Entries from a dataset –
══════

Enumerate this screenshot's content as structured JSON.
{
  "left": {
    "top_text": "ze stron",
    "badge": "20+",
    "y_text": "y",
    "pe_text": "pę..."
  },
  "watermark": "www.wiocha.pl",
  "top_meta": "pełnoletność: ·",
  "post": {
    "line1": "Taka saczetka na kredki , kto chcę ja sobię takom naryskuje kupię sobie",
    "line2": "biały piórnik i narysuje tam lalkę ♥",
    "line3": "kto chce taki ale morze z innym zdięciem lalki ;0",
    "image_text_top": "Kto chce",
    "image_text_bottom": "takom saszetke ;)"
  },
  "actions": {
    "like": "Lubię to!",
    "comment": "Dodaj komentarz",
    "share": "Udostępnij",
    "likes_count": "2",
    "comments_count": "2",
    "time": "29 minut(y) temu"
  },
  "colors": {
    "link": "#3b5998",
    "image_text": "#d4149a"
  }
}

══════

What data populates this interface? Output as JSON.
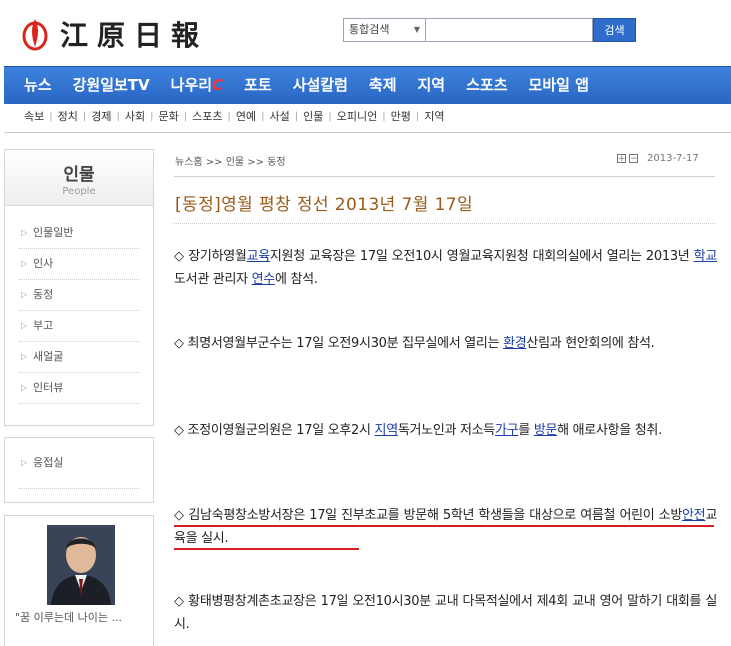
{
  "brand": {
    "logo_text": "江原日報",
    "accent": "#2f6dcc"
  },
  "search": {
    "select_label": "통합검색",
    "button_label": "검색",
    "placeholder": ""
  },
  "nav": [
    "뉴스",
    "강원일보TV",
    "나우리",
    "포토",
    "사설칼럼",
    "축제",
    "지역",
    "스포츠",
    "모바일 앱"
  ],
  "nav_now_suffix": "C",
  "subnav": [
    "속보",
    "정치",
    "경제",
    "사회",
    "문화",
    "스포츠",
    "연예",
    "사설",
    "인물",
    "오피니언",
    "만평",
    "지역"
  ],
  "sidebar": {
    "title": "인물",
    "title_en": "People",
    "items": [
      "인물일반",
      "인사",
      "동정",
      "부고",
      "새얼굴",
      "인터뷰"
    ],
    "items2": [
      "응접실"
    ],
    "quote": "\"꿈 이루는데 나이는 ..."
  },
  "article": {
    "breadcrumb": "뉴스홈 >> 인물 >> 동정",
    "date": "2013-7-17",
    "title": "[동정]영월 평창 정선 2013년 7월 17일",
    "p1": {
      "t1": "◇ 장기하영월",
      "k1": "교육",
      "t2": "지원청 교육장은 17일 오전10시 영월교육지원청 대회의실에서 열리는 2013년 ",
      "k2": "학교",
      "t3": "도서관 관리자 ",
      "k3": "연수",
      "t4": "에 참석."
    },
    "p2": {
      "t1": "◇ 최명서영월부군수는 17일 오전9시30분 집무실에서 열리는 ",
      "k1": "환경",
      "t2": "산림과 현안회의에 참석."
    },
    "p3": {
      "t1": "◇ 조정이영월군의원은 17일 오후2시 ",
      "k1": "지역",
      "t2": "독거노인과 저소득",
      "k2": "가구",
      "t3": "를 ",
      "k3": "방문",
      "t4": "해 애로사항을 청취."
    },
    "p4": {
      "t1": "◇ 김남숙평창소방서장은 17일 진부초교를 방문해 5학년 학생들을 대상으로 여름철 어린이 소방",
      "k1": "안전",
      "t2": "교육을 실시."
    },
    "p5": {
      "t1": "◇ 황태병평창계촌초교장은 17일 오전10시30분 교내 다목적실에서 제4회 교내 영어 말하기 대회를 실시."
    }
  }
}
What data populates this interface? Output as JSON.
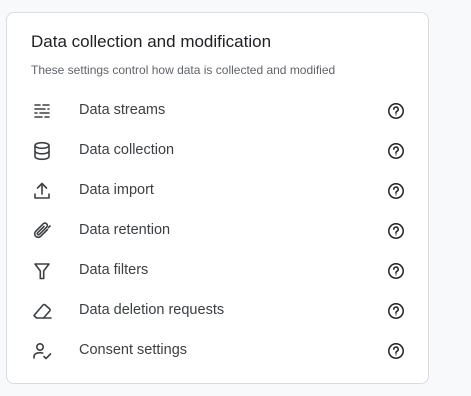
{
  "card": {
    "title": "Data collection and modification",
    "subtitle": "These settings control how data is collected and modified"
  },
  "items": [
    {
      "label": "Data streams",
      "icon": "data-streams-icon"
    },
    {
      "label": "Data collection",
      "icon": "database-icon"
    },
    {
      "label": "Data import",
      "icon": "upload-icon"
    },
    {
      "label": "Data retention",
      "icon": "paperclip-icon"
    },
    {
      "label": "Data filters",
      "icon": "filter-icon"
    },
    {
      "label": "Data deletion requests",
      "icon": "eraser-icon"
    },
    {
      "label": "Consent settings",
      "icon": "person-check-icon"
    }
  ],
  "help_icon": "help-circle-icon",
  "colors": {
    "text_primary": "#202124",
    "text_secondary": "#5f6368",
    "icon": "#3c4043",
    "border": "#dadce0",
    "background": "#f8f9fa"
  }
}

══════

GIVEN PROBLEM – Look through the entries above and list every line containing "streams".

SOLUTION FOR THIS PROBLEM –
      "label": "Data streams",
      "icon": "data-streams-icon"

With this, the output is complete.